Given request
Extract the lines of the listing below, from the first line through the line with "steering-wheel-icon (157, 384, 251, 478)", inclusive, and reproduce them with no changes.

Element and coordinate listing
◆ ◆ ◆
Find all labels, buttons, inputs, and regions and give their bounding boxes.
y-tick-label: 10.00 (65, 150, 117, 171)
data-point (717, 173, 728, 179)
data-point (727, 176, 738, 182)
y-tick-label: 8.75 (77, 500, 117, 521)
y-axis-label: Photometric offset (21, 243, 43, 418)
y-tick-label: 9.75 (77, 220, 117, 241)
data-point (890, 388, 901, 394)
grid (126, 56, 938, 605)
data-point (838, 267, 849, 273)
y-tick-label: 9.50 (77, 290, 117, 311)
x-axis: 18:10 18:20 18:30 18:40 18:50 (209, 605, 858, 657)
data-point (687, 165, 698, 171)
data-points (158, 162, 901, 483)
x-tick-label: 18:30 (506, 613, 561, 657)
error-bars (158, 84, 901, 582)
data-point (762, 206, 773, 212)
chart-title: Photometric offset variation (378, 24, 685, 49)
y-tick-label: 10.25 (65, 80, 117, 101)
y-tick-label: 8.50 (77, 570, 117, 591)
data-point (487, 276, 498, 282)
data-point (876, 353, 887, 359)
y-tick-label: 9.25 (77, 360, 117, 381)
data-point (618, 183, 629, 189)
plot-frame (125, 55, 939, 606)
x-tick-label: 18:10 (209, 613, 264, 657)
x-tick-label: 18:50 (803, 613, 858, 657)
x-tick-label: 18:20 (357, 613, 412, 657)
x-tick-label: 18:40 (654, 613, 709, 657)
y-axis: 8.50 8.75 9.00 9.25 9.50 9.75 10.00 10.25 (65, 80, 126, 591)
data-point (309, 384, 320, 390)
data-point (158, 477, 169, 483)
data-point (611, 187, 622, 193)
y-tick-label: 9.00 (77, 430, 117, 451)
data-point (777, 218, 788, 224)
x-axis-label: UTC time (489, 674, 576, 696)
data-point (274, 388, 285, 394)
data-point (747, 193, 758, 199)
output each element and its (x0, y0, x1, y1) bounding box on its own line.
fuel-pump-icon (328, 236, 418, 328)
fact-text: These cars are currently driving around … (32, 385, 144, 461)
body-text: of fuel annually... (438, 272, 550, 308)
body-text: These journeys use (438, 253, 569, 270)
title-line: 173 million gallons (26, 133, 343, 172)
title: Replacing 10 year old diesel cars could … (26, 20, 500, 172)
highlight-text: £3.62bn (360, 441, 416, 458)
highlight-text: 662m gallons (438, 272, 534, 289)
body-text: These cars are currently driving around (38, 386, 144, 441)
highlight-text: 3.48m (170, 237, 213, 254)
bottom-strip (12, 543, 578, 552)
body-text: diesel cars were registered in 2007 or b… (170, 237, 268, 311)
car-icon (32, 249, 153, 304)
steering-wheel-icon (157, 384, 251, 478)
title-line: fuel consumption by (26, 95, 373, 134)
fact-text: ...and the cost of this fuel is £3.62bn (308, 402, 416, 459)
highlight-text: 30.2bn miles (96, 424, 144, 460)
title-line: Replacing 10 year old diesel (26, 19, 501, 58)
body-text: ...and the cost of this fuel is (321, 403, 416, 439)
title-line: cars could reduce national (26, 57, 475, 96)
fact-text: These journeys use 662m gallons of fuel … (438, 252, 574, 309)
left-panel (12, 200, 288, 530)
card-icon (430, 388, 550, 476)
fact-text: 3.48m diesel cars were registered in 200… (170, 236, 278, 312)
◆ ◆ ◆
Answer
Find all labels, buttons, inputs, and regions and give their bounding boxes.
y-tick-label: 10.00 (65, 150, 117, 171)
data-point (717, 173, 728, 179)
data-point (727, 176, 738, 182)
y-tick-label: 8.75 (77, 500, 117, 521)
y-axis-label: Photometric offset (21, 243, 43, 418)
y-tick-label: 9.75 (77, 220, 117, 241)
data-point (890, 388, 901, 394)
grid (126, 56, 938, 605)
data-point (838, 267, 849, 273)
y-tick-label: 9.50 (77, 290, 117, 311)
x-axis: 18:10 18:20 18:30 18:40 18:50 (209, 605, 858, 657)
data-point (687, 165, 698, 171)
data-points (158, 162, 901, 483)
x-tick-label: 18:30 (506, 613, 561, 657)
error-bars (158, 84, 901, 582)
data-point (762, 206, 773, 212)
chart-title: Photometric offset variation (378, 24, 685, 49)
y-tick-label: 10.25 (65, 80, 117, 101)
y-tick-label: 8.50 (77, 570, 117, 591)
data-point (487, 276, 498, 282)
data-point (876, 353, 887, 359)
y-tick-label: 9.25 (77, 360, 117, 381)
data-point (618, 183, 629, 189)
plot-frame (125, 55, 939, 606)
x-tick-label: 18:10 (209, 613, 264, 657)
x-tick-label: 18:50 (803, 613, 858, 657)
x-tick-label: 18:20 (357, 613, 412, 657)
x-tick-label: 18:40 (654, 613, 709, 657)
y-axis: 8.50 8.75 9.00 9.25 9.50 9.75 10.00 10.25 (65, 80, 126, 591)
data-point (309, 384, 320, 390)
data-point (158, 477, 169, 483)
data-point (611, 187, 622, 193)
y-tick-label: 9.00 (77, 430, 117, 451)
data-point (777, 218, 788, 224)
x-axis-label: UTC time (489, 674, 576, 696)
data-point (274, 388, 285, 394)
data-point (747, 193, 758, 199)
output each element and its (x0, y0, x1, y1) bounding box on its own line.
fuel-pump-icon (328, 236, 418, 328)
fact-text: These cars are currently driving around … (32, 385, 144, 461)
body-text: of fuel annually... (438, 272, 550, 308)
body-text: These journeys use (438, 253, 569, 270)
title-line: 173 million gallons (26, 133, 343, 172)
title: Replacing 10 year old diesel cars could … (26, 20, 500, 172)
highlight-text: £3.62bn (360, 441, 416, 458)
highlight-text: 662m gallons (438, 272, 534, 289)
body-text: These cars are currently driving around (38, 386, 144, 441)
highlight-text: 3.48m (170, 237, 213, 254)
bottom-strip (12, 543, 578, 552)
body-text: diesel cars were registered in 2007 or b… (170, 237, 268, 311)
car-icon (32, 249, 153, 304)
steering-wheel-icon (157, 384, 251, 478)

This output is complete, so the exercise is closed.